■ Task description:
Without altering anything, repeat each of the records.

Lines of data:
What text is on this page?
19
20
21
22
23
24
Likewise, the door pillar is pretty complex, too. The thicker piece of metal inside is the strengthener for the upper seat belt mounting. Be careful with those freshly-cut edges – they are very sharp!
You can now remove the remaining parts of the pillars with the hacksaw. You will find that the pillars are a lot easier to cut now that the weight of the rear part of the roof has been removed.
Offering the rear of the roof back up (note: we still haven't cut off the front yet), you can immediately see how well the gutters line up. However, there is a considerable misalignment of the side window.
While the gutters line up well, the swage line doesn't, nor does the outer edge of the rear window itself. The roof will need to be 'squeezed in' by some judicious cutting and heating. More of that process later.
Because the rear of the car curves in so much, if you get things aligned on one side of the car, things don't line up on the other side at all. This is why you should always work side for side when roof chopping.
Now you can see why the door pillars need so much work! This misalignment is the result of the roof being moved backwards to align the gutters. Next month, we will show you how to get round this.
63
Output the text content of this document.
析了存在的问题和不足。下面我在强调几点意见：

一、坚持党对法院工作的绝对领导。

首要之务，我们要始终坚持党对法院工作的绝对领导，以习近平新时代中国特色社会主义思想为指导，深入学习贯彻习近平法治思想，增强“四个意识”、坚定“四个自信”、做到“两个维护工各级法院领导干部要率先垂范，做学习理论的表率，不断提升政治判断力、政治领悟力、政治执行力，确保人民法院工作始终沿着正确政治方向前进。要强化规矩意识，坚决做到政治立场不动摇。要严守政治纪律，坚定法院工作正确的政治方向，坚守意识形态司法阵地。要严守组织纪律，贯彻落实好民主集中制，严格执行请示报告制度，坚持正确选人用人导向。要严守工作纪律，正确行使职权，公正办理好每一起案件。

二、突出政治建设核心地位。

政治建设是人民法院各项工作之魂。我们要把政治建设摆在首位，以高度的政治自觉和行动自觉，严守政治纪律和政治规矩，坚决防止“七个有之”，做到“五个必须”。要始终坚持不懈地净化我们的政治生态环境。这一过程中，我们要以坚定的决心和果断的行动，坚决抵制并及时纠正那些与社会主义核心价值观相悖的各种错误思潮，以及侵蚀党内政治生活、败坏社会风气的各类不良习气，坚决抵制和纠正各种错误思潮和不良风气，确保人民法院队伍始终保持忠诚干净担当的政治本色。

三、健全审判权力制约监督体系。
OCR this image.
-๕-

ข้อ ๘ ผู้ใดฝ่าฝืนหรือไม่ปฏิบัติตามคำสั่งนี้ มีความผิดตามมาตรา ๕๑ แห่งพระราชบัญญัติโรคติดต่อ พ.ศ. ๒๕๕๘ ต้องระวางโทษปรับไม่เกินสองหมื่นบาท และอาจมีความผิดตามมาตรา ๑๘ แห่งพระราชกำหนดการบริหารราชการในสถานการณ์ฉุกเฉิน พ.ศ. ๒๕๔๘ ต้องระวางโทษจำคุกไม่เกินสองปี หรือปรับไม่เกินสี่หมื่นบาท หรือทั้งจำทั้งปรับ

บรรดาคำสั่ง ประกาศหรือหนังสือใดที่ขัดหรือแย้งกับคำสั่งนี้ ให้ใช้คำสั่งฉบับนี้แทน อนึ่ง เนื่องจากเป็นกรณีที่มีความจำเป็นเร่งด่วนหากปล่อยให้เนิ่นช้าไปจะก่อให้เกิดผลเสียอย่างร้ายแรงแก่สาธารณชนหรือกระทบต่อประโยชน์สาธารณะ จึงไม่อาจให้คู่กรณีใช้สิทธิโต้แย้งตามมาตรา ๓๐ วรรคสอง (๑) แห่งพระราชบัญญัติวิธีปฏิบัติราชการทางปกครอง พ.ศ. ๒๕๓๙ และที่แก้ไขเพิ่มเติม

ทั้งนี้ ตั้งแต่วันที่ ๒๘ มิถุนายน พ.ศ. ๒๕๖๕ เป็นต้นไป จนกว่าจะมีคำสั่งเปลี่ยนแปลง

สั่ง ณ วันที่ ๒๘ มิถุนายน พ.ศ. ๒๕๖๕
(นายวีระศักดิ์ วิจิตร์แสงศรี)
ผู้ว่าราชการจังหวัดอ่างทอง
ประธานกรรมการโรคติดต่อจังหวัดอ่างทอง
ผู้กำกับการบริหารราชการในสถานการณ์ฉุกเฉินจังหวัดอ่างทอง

■ Complete response:
What text is on this page?
19
20
21
22
23
24
Likewise, the door pillar is pretty complex, too. The thicker piece of metal inside is the strengthener for the upper seat belt mounting. Be careful with those freshly-cut edges – they are very sharp!
You can now remove the remaining parts of the pillars with the hacksaw. You will find that the pillars are a lot easier to cut now that the weight of the rear part of the roof has been removed.
Offering the rear of the roof back up (note: we still haven't cut off the front yet), you can immediately see how well the gutters line up. However, there is a considerable misalignment of the side window.
While the gutters line up well, the swage line doesn't, nor does the outer edge of the rear window itself. The roof will need to be 'squeezed in' by some judicious cutting and heating. More of that process later.
Because the rear of the car curves in so much, if you get things aligned on one side of the car, things don't line up on the other side at all. This is why you should always work side for side when roof chopping.
Now you can see why the door pillars need so much work! This misalignment is the result of the roof being moved backwards to align the gutters. Next month, we will show you how to get round this.
63
Output the text content of this document.
析了存在的问题和不足。下面我在强调几点意见：

一、坚持党对法院工作的绝对领导。

首要之务，我们要始终坚持党对法院工作的绝对领导，以习近平新时代中国特色社会主义思想为指导，深入学习贯彻习近平法治思想，增强“四个意识”、坚定“四个自信”、做到“两个维护工各级法院领导干部要率先垂范，做学习理论的表率，不断提升政治判断力、政治领悟力、政治执行力，确保人民法院工作始终沿着正确政治方向前进。要强化规矩意识，坚决做到政治立场不动摇。要严守政治纪律，坚定法院工作正确的政治方向，坚守意识形态司法阵地。要严守组织纪律，贯彻落实好民主集中制，严格执行请示报告制度，坚持正确选人用人导向。要严守工作纪律，正确行使职权，公正办理好每一起案件。

二、突出政治建设核心地位。

政治建设是人民法院各项工作之魂。我们要把政治建设摆在首位，以高度的政治自觉和行动自觉，严守政治纪律和政治规矩，坚决防止“七个有之”，做到“五个必须”。要始终坚持不懈地净化我们的政治生态环境。这一过程中，我们要以坚定的决心和果断的行动，坚决抵制并及时纠正那些与社会主义核心价值观相悖的各种错误思潮，以及侵蚀党内政治生活、败坏社会风气的各类不良习气，坚决抵制和纠正各种错误思潮和不良风气，确保人民法院队伍始终保持忠诚干净担当的政治本色。

三、健全审判权力制约监督体系。
OCR this image.
-๕-

ข้อ ๘ ผู้ใดฝ่าฝืนหรือไม่ปฏิบัติตามคำสั่งนี้ มีความผิดตามมาตรา ๕๑ แห่งพระราชบัญญัติโรคติดต่อ พ.ศ. ๒๕๕๘ ต้องระวางโทษปรับไม่เกินสองหมื่นบาท และอาจมีความผิดตามมาตรา ๑๘ แห่งพระราชกำหนดการบริหารราชการในสถานการณ์ฉุกเฉิน พ.ศ. ๒๕๔๘ ต้องระวางโทษจำคุกไม่เกินสองปี หรือปรับไม่เกินสี่หมื่นบาท หรือทั้งจำทั้งปรับ

บรรดาคำสั่ง ประกาศหรือหนังสือใดที่ขัดหรือแย้งกับคำสั่งนี้ ให้ใช้คำสั่งฉบับนี้แทน อนึ่ง เนื่องจากเป็นกรณีที่มีความจำเป็นเร่งด่วนหากปล่อยให้เนิ่นช้าไปจะก่อให้เกิดผลเสียอย่างร้ายแรงแก่สาธารณชนหรือกระทบต่อประโยชน์สาธารณะ จึงไม่อาจให้คู่กรณีใช้สิทธิโต้แย้งตามมาตรา ๓๐ วรรคสอง (๑) แห่งพระราชบัญญัติวิธีปฏิบัติราชการทางปกครอง พ.ศ. ๒๕๓๙ และที่แก้ไขเพิ่มเติม

ทั้งนี้ ตั้งแต่วันที่ ๒๘ มิถุนายน พ.ศ. ๒๕๖๕ เป็นต้นไป จนกว่าจะมีคำสั่งเปลี่ยนแปลง

สั่ง ณ วันที่ ๒๘ มิถุนายน พ.ศ. ๒๕๖๕
(นายวีระศักดิ์ วิจิตร์แสงศรี)
ผู้ว่าราชการจังหวัดอ่างทอง
ประธานกรรมการโรคติดต่อจังหวัดอ่างทอง
ผู้กำกับการบริหารราชการในสถานการณ์ฉุกเฉินจังหวัดอ่างทอง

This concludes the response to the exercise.